GIVEN REQUEST »
Copy every line of the data that contains the string "color".

SUPPLIED ENTRIES »
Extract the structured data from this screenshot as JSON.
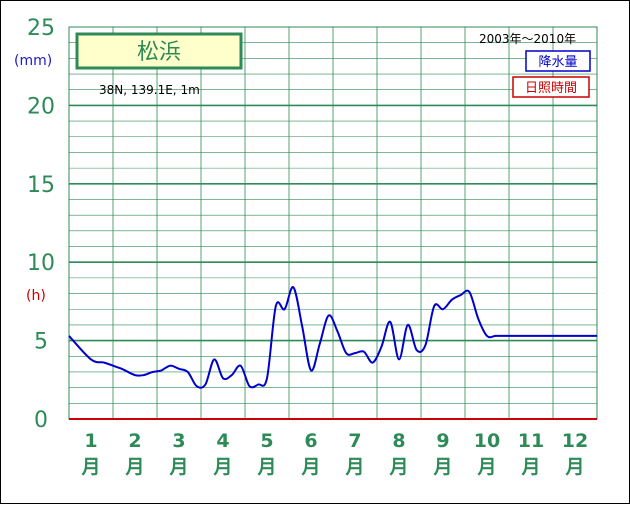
{
  "chart_data": {
    "type": "line",
    "title": "松浜",
    "subtitle": "38N,  139.1E,  1m",
    "period": "2003年〜2010年",
    "unit_primary": "(mm)",
    "unit_secondary": "(h)",
    "legend": [
      {
        "label": "降水量",
        "color": "#0000cc"
      },
      {
        "label": "日照時間",
        "color": "#cc0000"
      }
    ],
    "ylim": [
      0,
      25
    ],
    "yticks": [
      "0",
      "5",
      "10",
      "15",
      "20",
      "25"
    ],
    "months": [
      {
        "num": "1",
        "suffix": "月"
      },
      {
        "num": "2",
        "suffix": "月"
      },
      {
        "num": "3",
        "suffix": "月"
      },
      {
        "num": "4",
        "suffix": "月"
      },
      {
        "num": "5",
        "suffix": "月"
      },
      {
        "num": "6",
        "suffix": "月"
      },
      {
        "num": "7",
        "suffix": "月"
      },
      {
        "num": "8",
        "suffix": "月"
      },
      {
        "num": "9",
        "suffix": "月"
      },
      {
        "num": "10",
        "suffix": "月"
      },
      {
        "num": "11",
        "suffix": "月"
      },
      {
        "num": "12",
        "suffix": "月"
      }
    ],
    "grid": true,
    "xlim": [
      0,
      12
    ],
    "series": [
      {
        "color": "#0000cc",
        "x": [
          0,
          0.5,
          0.8,
          1.0,
          1.2,
          1.5,
          1.7,
          1.9,
          2.1,
          2.3,
          2.5,
          2.7,
          2.9,
          3.1,
          3.3,
          3.5,
          3.7,
          3.9,
          4.1,
          4.3,
          4.5,
          4.7,
          4.9,
          5.1,
          5.3,
          5.5,
          5.7,
          5.9,
          6.1,
          6.3,
          6.5,
          6.7,
          6.9,
          7.1,
          7.3,
          7.5,
          7.7,
          7.9,
          8.1,
          8.3,
          8.5,
          8.7,
          8.9,
          9.1,
          9.3,
          9.5,
          9.7,
          9.9,
          10.1,
          10.3,
          10.5,
          10.7,
          10.9,
          11.1,
          11.3,
          11.5,
          11.7,
          11.9,
          12.0
        ],
        "y": [
          5.3,
          3.8,
          3.6,
          3.4,
          3.2,
          2.8,
          2.8,
          3.0,
          3.1,
          3.4,
          3.2,
          3.0,
          2.1,
          2.2,
          3.8,
          2.6,
          2.8,
          3.4,
          2.1,
          2.2,
          2.6,
          7.2,
          7.0,
          8.4,
          5.9,
          3.1,
          4.8,
          6.6,
          5.6,
          4.2,
          4.2,
          4.3,
          3.6,
          4.6,
          6.2,
          3.8,
          6.0,
          4.4,
          4.7,
          7.2,
          7.0,
          7.6,
          7.9,
          8.1,
          6.4,
          5.3,
          5.3,
          5.3,
          5.3,
          5.3,
          5.3,
          5.3,
          5.3,
          5.3,
          5.3,
          5.3,
          5.3,
          5.3,
          5.3
        ]
      }
    ]
  }
}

FINAL ANSWER »
        "color": "#0000cc"
        "color": "#cc0000"
        "color": "#0000cc",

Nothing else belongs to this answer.